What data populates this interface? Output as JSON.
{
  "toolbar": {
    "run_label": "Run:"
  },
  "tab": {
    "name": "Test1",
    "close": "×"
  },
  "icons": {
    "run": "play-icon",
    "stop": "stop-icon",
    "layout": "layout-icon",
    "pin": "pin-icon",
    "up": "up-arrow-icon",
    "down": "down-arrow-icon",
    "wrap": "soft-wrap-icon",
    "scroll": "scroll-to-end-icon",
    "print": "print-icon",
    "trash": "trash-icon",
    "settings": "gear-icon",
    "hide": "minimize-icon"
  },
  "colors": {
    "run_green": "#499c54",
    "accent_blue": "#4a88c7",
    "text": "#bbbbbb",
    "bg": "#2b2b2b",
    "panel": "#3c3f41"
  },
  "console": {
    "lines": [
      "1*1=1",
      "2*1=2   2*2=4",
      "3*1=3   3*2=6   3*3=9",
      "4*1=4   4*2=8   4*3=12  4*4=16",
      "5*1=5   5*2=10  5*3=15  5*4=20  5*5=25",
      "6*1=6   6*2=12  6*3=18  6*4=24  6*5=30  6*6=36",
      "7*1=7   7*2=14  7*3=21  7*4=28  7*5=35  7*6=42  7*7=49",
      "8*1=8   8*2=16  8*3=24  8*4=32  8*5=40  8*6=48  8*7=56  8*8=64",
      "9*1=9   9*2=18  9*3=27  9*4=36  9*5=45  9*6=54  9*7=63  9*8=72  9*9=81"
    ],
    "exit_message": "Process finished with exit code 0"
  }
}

········

### AIM OF THE TASK
Write out every record verbatim.

### FULL SOLUTION
What data populates this interface? Output as JSON.
{
  "toolbar": {
    "run_label": "Run:"
  },
  "tab": {
    "name": "Test1",
    "close": "×"
  },
  "icons": {
    "run": "play-icon",
    "stop": "stop-icon",
    "layout": "layout-icon",
    "pin": "pin-icon",
    "up": "up-arrow-icon",
    "down": "down-arrow-icon",
    "wrap": "soft-wrap-icon",
    "scroll": "scroll-to-end-icon",
    "print": "print-icon",
    "trash": "trash-icon",
    "settings": "gear-icon",
    "hide": "minimize-icon"
  },
  "colors": {
    "run_green": "#499c54",
    "accent_blue": "#4a88c7",
    "text": "#bbbbbb",
    "bg": "#2b2b2b",
    "panel": "#3c3f41"
  },
  "console": {
    "lines": [
      "1*1=1",
      "2*1=2   2*2=4",
      "3*1=3   3*2=6   3*3=9",
      "4*1=4   4*2=8   4*3=12  4*4=16",
      "5*1=5   5*2=10  5*3=15  5*4=20  5*5=25",
      "6*1=6   6*2=12  6*3=18  6*4=24  6*5=30  6*6=36",
      "7*1=7   7*2=14  7*3=21  7*4=28  7*5=35  7*6=42  7*7=49",
      "8*1=8   8*2=16  8*3=24  8*4=32  8*5=40  8*6=48  8*7=56  8*8=64",
      "9*1=9   9*2=18  9*3=27  9*4=36  9*5=45  9*6=54  9*7=63  9*8=72  9*9=81"
    ],
    "exit_message": "Process finished with exit code 0"
  }
}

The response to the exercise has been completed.